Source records
** START **

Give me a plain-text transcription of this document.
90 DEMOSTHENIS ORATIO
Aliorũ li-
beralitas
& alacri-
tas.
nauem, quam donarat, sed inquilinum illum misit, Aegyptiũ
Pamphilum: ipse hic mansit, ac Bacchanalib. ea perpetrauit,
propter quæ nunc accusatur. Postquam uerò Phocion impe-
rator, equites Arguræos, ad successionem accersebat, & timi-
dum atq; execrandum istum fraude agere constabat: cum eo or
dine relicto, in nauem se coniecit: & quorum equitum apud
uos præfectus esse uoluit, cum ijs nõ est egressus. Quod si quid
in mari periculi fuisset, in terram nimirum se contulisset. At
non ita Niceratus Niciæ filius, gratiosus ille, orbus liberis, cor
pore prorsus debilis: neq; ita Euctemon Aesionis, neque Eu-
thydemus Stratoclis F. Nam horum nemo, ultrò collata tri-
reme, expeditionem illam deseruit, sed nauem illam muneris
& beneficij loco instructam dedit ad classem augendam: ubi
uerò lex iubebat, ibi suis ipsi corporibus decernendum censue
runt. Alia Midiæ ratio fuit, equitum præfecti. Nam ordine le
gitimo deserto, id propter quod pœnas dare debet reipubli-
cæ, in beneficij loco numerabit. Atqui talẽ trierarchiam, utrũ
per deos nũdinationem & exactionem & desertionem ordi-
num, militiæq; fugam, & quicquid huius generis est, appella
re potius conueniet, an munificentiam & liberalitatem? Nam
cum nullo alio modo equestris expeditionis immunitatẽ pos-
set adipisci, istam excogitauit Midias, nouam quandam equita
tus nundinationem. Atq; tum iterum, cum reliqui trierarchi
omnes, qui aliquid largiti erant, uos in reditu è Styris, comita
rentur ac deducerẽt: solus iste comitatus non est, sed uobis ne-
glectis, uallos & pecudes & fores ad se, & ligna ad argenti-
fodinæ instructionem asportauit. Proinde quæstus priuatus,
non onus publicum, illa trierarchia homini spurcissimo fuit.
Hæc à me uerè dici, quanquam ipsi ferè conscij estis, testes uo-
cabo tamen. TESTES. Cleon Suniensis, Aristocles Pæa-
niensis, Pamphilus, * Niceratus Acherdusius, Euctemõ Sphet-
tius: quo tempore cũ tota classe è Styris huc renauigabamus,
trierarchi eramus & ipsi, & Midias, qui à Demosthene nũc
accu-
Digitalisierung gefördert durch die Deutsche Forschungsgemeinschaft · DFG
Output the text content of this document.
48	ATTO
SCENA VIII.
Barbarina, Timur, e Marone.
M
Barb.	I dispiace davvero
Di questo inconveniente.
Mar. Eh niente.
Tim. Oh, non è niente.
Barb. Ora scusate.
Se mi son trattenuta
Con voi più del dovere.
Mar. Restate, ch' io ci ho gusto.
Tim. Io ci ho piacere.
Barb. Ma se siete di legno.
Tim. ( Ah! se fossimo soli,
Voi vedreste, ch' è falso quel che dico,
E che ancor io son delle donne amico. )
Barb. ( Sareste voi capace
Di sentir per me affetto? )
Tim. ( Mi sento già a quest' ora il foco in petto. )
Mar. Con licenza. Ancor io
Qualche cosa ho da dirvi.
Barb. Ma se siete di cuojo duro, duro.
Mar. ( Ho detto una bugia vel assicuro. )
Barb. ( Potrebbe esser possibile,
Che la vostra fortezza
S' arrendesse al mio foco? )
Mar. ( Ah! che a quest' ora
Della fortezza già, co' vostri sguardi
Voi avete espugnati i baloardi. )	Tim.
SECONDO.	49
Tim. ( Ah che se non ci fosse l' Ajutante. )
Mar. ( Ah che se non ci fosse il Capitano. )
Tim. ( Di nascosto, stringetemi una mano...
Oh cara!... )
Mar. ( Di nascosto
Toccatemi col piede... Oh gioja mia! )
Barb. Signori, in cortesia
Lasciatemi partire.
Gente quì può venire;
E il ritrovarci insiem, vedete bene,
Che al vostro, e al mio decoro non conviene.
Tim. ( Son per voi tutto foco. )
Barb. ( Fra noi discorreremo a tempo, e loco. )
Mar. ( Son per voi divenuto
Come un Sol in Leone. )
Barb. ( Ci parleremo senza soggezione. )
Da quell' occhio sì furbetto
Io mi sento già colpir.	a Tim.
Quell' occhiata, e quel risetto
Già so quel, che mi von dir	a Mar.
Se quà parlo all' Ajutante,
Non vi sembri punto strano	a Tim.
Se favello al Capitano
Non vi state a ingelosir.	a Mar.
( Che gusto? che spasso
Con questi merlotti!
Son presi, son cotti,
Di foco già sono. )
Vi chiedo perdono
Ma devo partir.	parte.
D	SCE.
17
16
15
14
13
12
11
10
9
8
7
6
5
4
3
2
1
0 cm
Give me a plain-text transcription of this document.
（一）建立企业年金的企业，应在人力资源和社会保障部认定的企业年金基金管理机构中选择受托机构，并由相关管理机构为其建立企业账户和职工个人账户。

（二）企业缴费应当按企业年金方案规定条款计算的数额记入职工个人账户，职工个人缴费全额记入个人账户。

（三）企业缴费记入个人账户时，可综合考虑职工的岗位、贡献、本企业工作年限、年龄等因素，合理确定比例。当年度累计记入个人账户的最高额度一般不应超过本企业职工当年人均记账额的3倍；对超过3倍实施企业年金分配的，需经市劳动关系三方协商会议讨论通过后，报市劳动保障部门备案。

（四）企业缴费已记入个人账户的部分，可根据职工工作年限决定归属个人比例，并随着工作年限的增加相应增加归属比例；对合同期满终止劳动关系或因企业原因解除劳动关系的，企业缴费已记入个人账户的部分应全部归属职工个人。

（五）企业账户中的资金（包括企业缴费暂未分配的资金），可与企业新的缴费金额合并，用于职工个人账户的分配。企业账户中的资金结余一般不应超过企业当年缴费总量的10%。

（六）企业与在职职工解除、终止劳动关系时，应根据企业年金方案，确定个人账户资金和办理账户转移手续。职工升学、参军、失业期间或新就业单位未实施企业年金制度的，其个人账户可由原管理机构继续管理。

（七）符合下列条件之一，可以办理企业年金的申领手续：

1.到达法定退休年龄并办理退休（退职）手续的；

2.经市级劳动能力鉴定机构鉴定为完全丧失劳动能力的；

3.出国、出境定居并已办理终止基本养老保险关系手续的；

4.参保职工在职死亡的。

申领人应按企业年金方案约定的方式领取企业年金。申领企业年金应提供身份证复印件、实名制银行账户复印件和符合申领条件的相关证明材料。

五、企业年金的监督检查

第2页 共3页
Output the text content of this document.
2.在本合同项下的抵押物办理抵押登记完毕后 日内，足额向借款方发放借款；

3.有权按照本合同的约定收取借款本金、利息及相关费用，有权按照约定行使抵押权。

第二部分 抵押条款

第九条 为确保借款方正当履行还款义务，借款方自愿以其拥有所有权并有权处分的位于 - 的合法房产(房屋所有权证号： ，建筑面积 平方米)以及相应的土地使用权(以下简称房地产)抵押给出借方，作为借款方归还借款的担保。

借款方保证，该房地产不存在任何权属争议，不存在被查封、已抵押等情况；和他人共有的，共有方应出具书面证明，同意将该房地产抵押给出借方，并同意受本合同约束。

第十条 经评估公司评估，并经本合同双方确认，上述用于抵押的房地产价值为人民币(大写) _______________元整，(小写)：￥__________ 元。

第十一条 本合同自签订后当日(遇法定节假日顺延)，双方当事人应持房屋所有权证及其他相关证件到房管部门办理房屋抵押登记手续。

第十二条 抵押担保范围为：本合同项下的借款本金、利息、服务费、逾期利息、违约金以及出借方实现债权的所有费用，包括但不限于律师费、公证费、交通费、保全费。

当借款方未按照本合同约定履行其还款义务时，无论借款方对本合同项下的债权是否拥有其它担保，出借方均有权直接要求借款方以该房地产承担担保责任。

** END **

● **Exercise**
The records above should be repeated in full, exactly as given.

● **Exercise solution**
Give me a plain-text transcription of this document.
90 DEMOSTHENIS ORATIO
Aliorũ li-
beralitas
& alacri-
tas.
nauem, quam donarat, sed inquilinum illum misit, Aegyptiũ
Pamphilum: ipse hic mansit, ac Bacchanalib. ea perpetrauit,
propter quæ nunc accusatur. Postquam uerò Phocion impe-
rator, equites Arguræos, ad successionem accersebat, & timi-
dum atq; execrandum istum fraude agere constabat: cum eo or
dine relicto, in nauem se coniecit: & quorum equitum apud
uos præfectus esse uoluit, cum ijs nõ est egressus. Quod si quid
in mari periculi fuisset, in terram nimirum se contulisset. At
non ita Niceratus Niciæ filius, gratiosus ille, orbus liberis, cor
pore prorsus debilis: neq; ita Euctemon Aesionis, neque Eu-
thydemus Stratoclis F. Nam horum nemo, ultrò collata tri-
reme, expeditionem illam deseruit, sed nauem illam muneris
& beneficij loco instructam dedit ad classem augendam: ubi
uerò lex iubebat, ibi suis ipsi corporibus decernendum censue
runt. Alia Midiæ ratio fuit, equitum præfecti. Nam ordine le
gitimo deserto, id propter quod pœnas dare debet reipubli-
cæ, in beneficij loco numerabit. Atqui talẽ trierarchiam, utrũ
per deos nũdinationem & exactionem & desertionem ordi-
num, militiæq; fugam, & quicquid huius generis est, appella
re potius conueniet, an munificentiam & liberalitatem? Nam
cum nullo alio modo equestris expeditionis immunitatẽ pos-
set adipisci, istam excogitauit Midias, nouam quandam equita
tus nundinationem. Atq; tum iterum, cum reliqui trierarchi
omnes, qui aliquid largiti erant, uos in reditu è Styris, comita
rentur ac deducerẽt: solus iste comitatus non est, sed uobis ne-
glectis, uallos & pecudes & fores ad se, & ligna ad argenti-
fodinæ instructionem asportauit. Proinde quæstus priuatus,
non onus publicum, illa trierarchia homini spurcissimo fuit.
Hæc à me uerè dici, quanquam ipsi ferè conscij estis, testes uo-
cabo tamen. TESTES. Cleon Suniensis, Aristocles Pæa-
niensis, Pamphilus, * Niceratus Acherdusius, Euctemõ Sphet-
tius: quo tempore cũ tota classe è Styris huc renauigabamus,
trierarchi eramus & ipsi, & Midias, qui à Demosthene nũc
accu-
Digitalisierung gefördert durch die Deutsche Forschungsgemeinschaft · DFG
Output the text content of this document.
48	ATTO
SCENA VIII.
Barbarina, Timur, e Marone.
M
Barb.	I dispiace davvero
Di questo inconveniente.
Mar. Eh niente.
Tim. Oh, non è niente.
Barb. Ora scusate.
Se mi son trattenuta
Con voi più del dovere.
Mar. Restate, ch' io ci ho gusto.
Tim. Io ci ho piacere.
Barb. Ma se siete di legno.
Tim. ( Ah! se fossimo soli,
Voi vedreste, ch' è falso quel che dico,
E che ancor io son delle donne amico. )
Barb. ( Sareste voi capace
Di sentir per me affetto? )
Tim. ( Mi sento già a quest' ora il foco in petto. )
Mar. Con licenza. Ancor io
Qualche cosa ho da dirvi.
Barb. Ma se siete di cuojo duro, duro.
Mar. ( Ho detto una bugia vel assicuro. )
Barb. ( Potrebbe esser possibile,
Che la vostra fortezza
S' arrendesse al mio foco? )
Mar. ( Ah! che a quest' ora
Della fortezza già, co' vostri sguardi
Voi avete espugnati i baloardi. )	Tim.
SECONDO.	49
Tim. ( Ah che se non ci fosse l' Ajutante. )
Mar. ( Ah che se non ci fosse il Capitano. )
Tim. ( Di nascosto, stringetemi una mano...
Oh cara!... )
Mar. ( Di nascosto
Toccatemi col piede... Oh gioja mia! )
Barb. Signori, in cortesia
Lasciatemi partire.
Gente quì può venire;
E il ritrovarci insiem, vedete bene,
Che al vostro, e al mio decoro non conviene.
Tim. ( Son per voi tutto foco. )
Barb. ( Fra noi discorreremo a tempo, e loco. )
Mar. ( Son per voi divenuto
Come un Sol in Leone. )
Barb. ( Ci parleremo senza soggezione. )
Da quell' occhio sì furbetto
Io mi sento già colpir.	a Tim.
Quell' occhiata, e quel risetto
Già so quel, che mi von dir	a Mar.
Se quà parlo all' Ajutante,
Non vi sembri punto strano	a Tim.
Se favello al Capitano
Non vi state a ingelosir.	a Mar.
( Che gusto? che spasso
Con questi merlotti!
Son presi, son cotti,
Di foco già sono. )
Vi chiedo perdono
Ma devo partir.	parte.
D	SCE.
17
16
15
14
13
12
11
10
9
8
7
6
5
4
3
2
1
0 cm
Give me a plain-text transcription of this document.
（一）建立企业年金的企业，应在人力资源和社会保障部认定的企业年金基金管理机构中选择受托机构，并由相关管理机构为其建立企业账户和职工个人账户。

（二）企业缴费应当按企业年金方案规定条款计算的数额记入职工个人账户，职工个人缴费全额记入个人账户。

（三）企业缴费记入个人账户时，可综合考虑职工的岗位、贡献、本企业工作年限、年龄等因素，合理确定比例。当年度累计记入个人账户的最高额度一般不应超过本企业职工当年人均记账额的3倍；对超过3倍实施企业年金分配的，需经市劳动关系三方协商会议讨论通过后，报市劳动保障部门备案。

（四）企业缴费已记入个人账户的部分，可根据职工工作年限决定归属个人比例，并随着工作年限的增加相应增加归属比例；对合同期满终止劳动关系或因企业原因解除劳动关系的，企业缴费已记入个人账户的部分应全部归属职工个人。

（五）企业账户中的资金（包括企业缴费暂未分配的资金），可与企业新的缴费金额合并，用于职工个人账户的分配。企业账户中的资金结余一般不应超过企业当年缴费总量的10%。

（六）企业与在职职工解除、终止劳动关系时，应根据企业年金方案，确定个人账户资金和办理账户转移手续。职工升学、参军、失业期间或新就业单位未实施企业年金制度的，其个人账户可由原管理机构继续管理。

（七）符合下列条件之一，可以办理企业年金的申领手续：

1.到达法定退休年龄并办理退休（退职）手续的；

2.经市级劳动能力鉴定机构鉴定为完全丧失劳动能力的；

3.出国、出境定居并已办理终止基本养老保险关系手续的；

4.参保职工在职死亡的。

申领人应按企业年金方案约定的方式领取企业年金。申领企业年金应提供身份证复印件、实名制银行账户复印件和符合申领条件的相关证明材料。

五、企业年金的监督检查

第2页 共3页
Output the text content of this document.
2.在本合同项下的抵押物办理抵押登记完毕后 日内，足额向借款方发放借款；

3.有权按照本合同的约定收取借款本金、利息及相关费用，有权按照约定行使抵押权。

第二部分 抵押条款

第九条 为确保借款方正当履行还款义务，借款方自愿以其拥有所有权并有权处分的位于 - 的合法房产(房屋所有权证号： ，建筑面积 平方米)以及相应的土地使用权(以下简称房地产)抵押给出借方，作为借款方归还借款的担保。

借款方保证，该房地产不存在任何权属争议，不存在被查封、已抵押等情况；和他人共有的，共有方应出具书面证明，同意将该房地产抵押给出借方，并同意受本合同约束。

第十条 经评估公司评估，并经本合同双方确认，上述用于抵押的房地产价值为人民币(大写) _______________元整，(小写)：￥__________ 元。

第十一条 本合同自签订后当日(遇法定节假日顺延)，双方当事人应持房屋所有权证及其他相关证件到房管部门办理房屋抵押登记手续。

第十二条 抵押担保范围为：本合同项下的借款本金、利息、服务费、逾期利息、违约金以及出借方实现债权的所有费用，包括但不限于律师费、公证费、交通费、保全费。

当借款方未按照本合同约定履行其还款义务时，无论借款方对本合同项下的债权是否拥有其它担保，出借方均有权直接要求借款方以该房地产承担担保责任。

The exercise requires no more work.